» **THE TASK**: Find the lines that contain the word "this" and copy each one.

__________

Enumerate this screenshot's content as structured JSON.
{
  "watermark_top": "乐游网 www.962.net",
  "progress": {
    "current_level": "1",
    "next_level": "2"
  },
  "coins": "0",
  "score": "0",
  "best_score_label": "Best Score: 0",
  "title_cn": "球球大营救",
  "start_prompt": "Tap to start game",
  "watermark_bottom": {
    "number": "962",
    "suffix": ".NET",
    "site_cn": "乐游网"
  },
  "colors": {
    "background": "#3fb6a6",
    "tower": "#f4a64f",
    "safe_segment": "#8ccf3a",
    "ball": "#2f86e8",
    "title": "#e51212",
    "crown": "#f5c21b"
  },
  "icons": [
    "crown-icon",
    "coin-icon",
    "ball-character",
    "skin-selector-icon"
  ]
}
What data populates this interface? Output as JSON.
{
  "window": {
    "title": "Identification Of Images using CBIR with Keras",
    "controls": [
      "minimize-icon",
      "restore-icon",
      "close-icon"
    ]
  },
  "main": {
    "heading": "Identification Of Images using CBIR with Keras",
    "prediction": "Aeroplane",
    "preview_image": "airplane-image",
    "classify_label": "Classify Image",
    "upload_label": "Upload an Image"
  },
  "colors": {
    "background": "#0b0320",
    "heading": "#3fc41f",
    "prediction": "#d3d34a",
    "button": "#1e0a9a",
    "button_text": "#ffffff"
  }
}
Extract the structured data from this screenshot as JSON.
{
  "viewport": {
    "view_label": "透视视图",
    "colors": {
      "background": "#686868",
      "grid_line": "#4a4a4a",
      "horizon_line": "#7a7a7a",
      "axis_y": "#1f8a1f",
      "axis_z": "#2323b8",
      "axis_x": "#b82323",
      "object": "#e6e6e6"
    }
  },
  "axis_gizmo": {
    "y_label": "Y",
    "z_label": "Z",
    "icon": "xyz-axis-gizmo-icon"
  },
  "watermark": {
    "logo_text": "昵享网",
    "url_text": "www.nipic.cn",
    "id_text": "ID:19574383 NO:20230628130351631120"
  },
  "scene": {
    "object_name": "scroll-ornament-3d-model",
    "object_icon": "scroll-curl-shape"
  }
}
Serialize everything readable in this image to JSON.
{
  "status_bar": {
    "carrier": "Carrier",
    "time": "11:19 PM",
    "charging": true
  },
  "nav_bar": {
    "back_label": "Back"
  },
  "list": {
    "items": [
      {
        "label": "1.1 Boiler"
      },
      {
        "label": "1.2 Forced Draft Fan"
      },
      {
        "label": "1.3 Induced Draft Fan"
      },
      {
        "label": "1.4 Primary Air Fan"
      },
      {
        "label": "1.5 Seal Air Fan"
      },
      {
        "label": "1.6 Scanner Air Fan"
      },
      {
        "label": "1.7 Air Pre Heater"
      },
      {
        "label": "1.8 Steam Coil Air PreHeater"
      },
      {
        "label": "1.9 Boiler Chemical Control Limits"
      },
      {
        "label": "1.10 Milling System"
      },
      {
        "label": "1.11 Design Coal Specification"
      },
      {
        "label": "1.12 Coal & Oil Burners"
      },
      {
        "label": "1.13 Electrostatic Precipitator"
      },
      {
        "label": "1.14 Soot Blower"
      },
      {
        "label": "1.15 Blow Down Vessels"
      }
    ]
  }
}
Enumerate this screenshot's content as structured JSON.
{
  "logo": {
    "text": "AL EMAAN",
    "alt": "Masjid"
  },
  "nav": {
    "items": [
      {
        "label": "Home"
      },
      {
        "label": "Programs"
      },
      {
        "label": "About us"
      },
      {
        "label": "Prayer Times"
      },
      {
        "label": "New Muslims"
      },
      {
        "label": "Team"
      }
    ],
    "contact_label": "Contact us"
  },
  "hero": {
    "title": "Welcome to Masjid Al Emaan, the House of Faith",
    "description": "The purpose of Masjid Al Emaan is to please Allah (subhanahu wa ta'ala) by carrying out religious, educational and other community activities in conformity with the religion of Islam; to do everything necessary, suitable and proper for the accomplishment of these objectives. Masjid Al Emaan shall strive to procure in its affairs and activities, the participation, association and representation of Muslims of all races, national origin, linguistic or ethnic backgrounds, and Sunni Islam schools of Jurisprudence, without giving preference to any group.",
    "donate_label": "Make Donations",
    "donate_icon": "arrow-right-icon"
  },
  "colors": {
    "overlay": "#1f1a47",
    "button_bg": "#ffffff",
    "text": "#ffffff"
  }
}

__________

» **COMPLETED TASK**:
Enumerate this screenshot's content as structured JSON.
What data populates this interface? Output as JSON.
Extract the structured data from this screenshot as JSON.
Serialize everything readable in this image to JSON.
Enumerate this screenshot's content as structured JSON.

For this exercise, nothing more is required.